(Records from a collection)

— START —

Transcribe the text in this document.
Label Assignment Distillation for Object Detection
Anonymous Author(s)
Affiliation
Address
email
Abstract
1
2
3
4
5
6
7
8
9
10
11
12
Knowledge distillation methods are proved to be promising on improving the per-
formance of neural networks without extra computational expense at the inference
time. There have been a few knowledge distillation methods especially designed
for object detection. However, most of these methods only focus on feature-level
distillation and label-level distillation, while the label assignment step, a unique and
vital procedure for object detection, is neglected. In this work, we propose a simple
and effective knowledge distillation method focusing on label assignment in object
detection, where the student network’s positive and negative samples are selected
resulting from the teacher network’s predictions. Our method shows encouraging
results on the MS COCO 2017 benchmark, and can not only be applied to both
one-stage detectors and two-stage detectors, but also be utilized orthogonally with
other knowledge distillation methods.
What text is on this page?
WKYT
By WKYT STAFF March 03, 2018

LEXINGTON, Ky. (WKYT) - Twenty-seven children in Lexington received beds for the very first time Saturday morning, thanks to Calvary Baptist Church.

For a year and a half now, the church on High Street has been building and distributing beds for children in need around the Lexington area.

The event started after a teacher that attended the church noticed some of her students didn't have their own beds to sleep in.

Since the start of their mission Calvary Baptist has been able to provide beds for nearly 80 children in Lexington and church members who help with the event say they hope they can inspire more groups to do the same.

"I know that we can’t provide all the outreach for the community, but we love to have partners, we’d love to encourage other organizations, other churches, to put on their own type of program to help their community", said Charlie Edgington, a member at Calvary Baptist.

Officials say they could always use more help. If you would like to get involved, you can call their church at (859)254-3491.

— END —

> _Stated goal_:
Copy out every line from the records that has the word "time".

> _Solved problem_:
time. There have been a few knowledge distillation methods especially designed
LEXINGTON, Ky. (WKYT) - Twenty-seven children in Lexington received beds for the very first time Saturday morning, thanks to Calvary Baptist Church.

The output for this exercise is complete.